▶ [Exercise instructions]
Every line below that holds the string "proper" should be copied out.

** Begin Supplied information **

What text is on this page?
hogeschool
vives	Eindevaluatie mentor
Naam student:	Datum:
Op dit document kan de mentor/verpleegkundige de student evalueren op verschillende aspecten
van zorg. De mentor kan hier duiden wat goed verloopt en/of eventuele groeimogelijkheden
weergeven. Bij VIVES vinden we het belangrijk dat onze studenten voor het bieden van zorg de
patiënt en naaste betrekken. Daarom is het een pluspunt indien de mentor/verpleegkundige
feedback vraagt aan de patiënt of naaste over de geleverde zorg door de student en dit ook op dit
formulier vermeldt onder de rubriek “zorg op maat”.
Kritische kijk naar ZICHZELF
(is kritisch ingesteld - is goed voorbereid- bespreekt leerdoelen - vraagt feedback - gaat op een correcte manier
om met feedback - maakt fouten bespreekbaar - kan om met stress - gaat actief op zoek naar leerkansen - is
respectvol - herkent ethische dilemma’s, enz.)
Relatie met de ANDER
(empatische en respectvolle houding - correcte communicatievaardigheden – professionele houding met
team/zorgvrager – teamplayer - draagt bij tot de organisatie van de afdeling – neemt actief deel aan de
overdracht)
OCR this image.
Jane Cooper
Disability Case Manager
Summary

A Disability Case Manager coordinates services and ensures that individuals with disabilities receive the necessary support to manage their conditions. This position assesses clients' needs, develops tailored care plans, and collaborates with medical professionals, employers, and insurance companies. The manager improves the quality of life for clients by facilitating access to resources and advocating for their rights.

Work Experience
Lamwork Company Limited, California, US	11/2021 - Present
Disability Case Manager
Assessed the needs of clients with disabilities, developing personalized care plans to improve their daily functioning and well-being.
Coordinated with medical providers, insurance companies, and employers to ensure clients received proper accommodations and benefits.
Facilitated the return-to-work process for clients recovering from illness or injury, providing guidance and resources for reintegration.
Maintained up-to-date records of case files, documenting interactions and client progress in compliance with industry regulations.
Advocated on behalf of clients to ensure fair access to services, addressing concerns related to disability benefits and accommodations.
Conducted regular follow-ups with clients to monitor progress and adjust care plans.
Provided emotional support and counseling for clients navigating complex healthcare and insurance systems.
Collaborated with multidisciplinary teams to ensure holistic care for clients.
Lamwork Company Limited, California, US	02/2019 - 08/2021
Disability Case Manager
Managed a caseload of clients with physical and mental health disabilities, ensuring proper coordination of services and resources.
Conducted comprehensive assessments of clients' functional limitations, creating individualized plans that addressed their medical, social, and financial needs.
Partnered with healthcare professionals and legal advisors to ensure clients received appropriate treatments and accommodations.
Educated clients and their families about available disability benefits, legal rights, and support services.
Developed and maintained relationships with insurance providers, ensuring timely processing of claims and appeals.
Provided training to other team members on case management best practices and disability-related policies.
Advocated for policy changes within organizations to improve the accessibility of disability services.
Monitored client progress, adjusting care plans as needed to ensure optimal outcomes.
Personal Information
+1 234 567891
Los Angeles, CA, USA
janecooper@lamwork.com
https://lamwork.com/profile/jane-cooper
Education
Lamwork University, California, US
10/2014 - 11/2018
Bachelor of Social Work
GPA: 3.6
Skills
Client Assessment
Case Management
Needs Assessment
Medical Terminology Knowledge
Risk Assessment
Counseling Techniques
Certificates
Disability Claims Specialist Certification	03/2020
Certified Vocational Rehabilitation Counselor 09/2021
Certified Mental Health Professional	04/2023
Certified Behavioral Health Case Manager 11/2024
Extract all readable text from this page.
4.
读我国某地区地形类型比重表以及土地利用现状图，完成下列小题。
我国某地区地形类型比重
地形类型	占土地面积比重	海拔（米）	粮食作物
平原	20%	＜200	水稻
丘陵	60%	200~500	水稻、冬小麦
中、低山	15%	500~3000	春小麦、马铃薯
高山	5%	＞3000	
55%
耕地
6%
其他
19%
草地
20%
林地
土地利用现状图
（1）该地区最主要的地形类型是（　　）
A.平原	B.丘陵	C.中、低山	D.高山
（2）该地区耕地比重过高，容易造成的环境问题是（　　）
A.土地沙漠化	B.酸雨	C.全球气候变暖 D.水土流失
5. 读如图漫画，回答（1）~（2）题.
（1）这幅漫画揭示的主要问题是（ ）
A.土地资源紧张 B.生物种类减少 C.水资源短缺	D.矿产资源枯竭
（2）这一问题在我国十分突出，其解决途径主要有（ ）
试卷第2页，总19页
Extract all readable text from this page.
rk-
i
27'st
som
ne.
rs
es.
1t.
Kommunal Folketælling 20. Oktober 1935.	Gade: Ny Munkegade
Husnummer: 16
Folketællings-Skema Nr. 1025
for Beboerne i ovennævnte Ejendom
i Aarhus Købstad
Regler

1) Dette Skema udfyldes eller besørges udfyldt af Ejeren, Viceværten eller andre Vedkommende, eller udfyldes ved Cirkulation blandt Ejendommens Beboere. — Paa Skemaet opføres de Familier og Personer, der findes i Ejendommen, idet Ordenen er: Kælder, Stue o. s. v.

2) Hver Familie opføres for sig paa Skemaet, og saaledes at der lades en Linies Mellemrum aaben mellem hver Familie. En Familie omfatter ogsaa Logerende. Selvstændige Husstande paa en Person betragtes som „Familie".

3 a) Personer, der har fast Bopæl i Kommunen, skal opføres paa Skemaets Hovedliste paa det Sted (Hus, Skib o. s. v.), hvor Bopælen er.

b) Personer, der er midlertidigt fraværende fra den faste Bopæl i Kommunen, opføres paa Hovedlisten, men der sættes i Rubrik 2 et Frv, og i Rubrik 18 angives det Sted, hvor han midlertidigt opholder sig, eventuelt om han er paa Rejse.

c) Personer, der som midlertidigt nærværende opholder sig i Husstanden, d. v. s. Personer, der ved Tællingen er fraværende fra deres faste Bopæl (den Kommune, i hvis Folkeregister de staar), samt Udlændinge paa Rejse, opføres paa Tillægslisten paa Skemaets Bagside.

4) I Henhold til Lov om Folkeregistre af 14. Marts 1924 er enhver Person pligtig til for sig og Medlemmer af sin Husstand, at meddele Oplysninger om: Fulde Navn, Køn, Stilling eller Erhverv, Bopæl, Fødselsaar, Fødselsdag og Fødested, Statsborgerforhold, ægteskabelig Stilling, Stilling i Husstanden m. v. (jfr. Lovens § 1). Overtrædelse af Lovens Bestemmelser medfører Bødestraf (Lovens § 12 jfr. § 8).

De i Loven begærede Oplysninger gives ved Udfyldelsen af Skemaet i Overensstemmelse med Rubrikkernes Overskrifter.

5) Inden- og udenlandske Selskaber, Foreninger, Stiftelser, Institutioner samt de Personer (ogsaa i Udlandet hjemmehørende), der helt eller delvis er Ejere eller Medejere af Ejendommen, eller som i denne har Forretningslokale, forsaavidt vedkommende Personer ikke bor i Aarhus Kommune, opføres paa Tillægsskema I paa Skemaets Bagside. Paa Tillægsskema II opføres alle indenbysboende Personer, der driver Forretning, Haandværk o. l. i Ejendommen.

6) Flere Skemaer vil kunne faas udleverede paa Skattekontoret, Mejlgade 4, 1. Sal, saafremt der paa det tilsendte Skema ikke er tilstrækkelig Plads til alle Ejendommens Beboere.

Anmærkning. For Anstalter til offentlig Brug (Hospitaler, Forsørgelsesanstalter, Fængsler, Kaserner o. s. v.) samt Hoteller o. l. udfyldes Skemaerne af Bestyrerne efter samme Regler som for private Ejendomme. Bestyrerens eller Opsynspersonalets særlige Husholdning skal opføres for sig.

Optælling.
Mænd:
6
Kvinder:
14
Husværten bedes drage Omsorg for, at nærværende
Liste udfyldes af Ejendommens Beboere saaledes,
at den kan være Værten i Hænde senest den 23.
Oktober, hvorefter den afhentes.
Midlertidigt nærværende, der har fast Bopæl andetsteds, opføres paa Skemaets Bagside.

** End Supplied information **

▶ [Exercise solution]
Coordinated with medical providers, insurance companies, and employers to ensure clients received proper accommodations and benefits.
Managed a caseload of clients with physical and mental health disabilities, ensuring proper coordination of services and resources.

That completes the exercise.